Task prompt
Copy every line of the records below where the word "water" occurs.

Material
◇ ◇ ◇

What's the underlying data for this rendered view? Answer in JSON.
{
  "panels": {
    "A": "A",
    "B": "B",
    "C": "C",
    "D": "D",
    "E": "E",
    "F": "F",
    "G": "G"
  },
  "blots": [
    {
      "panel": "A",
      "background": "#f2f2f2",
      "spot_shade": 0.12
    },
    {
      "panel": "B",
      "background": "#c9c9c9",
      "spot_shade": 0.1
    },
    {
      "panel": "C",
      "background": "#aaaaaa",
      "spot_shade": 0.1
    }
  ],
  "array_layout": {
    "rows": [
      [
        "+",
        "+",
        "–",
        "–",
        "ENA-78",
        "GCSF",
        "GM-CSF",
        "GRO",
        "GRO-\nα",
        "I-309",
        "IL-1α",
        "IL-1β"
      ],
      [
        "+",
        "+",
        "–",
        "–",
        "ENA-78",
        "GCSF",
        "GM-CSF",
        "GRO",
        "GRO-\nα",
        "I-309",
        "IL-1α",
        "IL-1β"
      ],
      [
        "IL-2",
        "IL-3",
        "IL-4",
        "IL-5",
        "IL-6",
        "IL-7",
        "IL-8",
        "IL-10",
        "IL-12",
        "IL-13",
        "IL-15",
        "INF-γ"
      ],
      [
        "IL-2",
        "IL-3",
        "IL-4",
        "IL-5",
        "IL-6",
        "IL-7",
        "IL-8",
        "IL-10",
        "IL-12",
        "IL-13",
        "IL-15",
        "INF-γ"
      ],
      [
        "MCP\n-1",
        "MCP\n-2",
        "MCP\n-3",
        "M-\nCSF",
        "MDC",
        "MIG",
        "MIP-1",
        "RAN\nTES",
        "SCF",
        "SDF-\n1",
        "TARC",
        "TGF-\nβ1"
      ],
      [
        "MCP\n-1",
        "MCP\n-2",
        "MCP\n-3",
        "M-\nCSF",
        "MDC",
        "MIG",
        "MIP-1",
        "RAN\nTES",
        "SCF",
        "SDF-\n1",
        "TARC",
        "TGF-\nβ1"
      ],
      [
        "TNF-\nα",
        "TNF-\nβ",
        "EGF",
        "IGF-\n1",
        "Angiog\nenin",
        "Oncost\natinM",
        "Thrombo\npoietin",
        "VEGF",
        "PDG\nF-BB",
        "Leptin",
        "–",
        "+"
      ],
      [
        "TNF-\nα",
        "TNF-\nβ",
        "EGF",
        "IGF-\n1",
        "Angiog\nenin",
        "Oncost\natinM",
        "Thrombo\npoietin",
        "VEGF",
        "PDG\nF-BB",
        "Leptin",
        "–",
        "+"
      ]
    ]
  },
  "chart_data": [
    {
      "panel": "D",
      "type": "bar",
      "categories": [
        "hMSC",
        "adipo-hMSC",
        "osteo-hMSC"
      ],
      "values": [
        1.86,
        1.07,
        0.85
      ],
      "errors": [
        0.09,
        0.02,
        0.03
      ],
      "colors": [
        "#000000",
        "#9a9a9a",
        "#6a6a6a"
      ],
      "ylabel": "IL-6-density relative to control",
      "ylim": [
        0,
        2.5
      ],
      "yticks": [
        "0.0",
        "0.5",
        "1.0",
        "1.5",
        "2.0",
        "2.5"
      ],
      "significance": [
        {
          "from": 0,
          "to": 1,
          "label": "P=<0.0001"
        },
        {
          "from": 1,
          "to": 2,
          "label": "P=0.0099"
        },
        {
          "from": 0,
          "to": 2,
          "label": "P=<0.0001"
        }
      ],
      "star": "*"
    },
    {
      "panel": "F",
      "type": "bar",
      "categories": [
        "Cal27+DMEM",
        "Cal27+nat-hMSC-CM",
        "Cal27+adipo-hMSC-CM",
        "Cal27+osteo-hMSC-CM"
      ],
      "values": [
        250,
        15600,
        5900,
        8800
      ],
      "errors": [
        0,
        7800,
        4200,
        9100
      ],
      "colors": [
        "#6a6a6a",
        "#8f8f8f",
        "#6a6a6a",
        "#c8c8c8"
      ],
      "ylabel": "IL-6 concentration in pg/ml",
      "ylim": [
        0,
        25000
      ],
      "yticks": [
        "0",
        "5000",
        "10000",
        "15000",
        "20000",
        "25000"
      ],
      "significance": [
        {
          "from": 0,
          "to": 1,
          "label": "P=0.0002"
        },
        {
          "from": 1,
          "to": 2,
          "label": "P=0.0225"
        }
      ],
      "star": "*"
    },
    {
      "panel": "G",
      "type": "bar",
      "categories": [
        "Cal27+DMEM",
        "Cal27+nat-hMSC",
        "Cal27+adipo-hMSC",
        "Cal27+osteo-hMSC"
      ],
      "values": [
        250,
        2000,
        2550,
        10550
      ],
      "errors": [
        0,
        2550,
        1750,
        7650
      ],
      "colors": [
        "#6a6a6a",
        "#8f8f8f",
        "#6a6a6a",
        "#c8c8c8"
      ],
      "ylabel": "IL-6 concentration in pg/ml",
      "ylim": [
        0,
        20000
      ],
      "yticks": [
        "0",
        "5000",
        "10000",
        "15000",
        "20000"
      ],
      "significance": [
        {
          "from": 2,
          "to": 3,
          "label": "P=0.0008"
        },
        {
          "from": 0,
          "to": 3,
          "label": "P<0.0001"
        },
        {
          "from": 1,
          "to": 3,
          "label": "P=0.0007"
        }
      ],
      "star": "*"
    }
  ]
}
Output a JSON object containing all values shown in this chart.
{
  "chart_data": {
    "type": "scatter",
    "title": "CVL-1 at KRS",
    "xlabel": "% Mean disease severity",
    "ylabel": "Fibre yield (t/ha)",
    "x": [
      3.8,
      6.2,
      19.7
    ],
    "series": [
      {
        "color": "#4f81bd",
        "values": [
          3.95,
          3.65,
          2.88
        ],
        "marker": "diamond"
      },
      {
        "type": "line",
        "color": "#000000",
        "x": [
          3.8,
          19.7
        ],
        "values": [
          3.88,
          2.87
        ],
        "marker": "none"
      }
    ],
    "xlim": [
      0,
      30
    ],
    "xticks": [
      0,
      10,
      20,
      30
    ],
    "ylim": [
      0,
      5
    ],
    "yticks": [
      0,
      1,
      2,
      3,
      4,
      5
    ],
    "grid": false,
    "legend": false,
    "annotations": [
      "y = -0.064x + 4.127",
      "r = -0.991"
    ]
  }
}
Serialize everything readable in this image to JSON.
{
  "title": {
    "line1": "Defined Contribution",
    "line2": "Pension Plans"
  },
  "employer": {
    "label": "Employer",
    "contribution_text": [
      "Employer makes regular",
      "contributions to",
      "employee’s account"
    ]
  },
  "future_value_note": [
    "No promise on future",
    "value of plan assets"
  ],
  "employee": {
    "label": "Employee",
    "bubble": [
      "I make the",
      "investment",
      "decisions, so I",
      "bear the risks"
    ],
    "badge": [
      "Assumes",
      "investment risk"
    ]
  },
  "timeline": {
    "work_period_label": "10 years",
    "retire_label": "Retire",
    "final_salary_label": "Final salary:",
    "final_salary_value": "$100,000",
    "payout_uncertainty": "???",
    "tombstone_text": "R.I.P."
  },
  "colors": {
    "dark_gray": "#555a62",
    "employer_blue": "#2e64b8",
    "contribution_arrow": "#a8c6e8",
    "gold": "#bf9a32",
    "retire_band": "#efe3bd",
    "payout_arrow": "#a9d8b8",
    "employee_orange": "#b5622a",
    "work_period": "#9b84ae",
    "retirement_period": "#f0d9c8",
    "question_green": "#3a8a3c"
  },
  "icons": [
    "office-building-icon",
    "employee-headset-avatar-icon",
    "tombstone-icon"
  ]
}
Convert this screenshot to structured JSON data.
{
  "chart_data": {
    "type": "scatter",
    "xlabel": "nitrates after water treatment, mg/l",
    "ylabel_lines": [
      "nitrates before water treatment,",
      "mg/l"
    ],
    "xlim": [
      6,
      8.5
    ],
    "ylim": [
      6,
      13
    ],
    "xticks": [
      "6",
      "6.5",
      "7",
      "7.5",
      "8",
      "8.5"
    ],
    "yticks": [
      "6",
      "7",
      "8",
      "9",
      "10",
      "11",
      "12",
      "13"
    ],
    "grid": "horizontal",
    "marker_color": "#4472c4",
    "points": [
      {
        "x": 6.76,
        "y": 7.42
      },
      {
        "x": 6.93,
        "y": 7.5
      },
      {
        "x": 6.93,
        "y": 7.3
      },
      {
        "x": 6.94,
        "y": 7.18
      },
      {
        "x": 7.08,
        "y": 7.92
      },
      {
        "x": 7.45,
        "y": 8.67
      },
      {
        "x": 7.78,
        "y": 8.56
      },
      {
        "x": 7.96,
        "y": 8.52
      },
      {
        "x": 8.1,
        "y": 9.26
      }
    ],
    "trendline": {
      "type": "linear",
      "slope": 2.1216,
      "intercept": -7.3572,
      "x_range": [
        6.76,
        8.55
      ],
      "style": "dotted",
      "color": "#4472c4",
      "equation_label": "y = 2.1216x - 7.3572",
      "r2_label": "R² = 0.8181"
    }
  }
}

◇ ◇ ◇

Solved problem
    "xlabel": "nitrates after water treatment, mg/l",
      "nitrates before water treatment,",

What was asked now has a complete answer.